Collected data
• • • • • • •

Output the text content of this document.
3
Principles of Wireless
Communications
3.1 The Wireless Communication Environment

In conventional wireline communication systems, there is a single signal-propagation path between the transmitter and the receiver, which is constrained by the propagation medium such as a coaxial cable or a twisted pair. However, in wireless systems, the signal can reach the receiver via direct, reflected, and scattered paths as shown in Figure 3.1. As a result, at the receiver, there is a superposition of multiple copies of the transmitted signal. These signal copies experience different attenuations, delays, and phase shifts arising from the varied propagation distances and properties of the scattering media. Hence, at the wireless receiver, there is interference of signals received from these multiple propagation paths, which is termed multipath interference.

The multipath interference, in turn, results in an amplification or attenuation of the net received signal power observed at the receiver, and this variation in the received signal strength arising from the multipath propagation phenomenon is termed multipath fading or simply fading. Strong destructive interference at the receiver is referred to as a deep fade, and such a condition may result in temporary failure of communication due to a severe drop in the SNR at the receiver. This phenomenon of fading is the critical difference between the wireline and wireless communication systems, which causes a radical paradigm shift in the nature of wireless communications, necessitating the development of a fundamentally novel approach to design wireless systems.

• • • • • • •

### [Objective]
Copy out every entry again, exactly as it was given.

### [Finished answer]
Output the text content of this document.
3
Principles of Wireless
Communications
3.1 The Wireless Communication Environment

In conventional wireline communication systems, there is a single signal-propagation path between the transmitter and the receiver, which is constrained by the propagation medium such as a coaxial cable or a twisted pair. However, in wireless systems, the signal can reach the receiver via direct, reflected, and scattered paths as shown in Figure 3.1. As a result, at the receiver, there is a superposition of multiple copies of the transmitted signal. These signal copies experience different attenuations, delays, and phase shifts arising from the varied propagation distances and properties of the scattering media. Hence, at the wireless receiver, there is interference of signals received from these multiple propagation paths, which is termed multipath interference.

The multipath interference, in turn, results in an amplification or attenuation of the net received signal power observed at the receiver, and this variation in the received signal strength arising from the multipath propagation phenomenon is termed multipath fading or simply fading. Strong destructive interference at the receiver is referred to as a deep fade, and such a condition may result in temporary failure of communication due to a severe drop in the SNR at the receiver. This phenomenon of fading is the critical difference between the wireline and wireless communication systems, which causes a radical paradigm shift in the nature of wireless communications, necessitating the development of a fundamentally novel approach to design wireless systems.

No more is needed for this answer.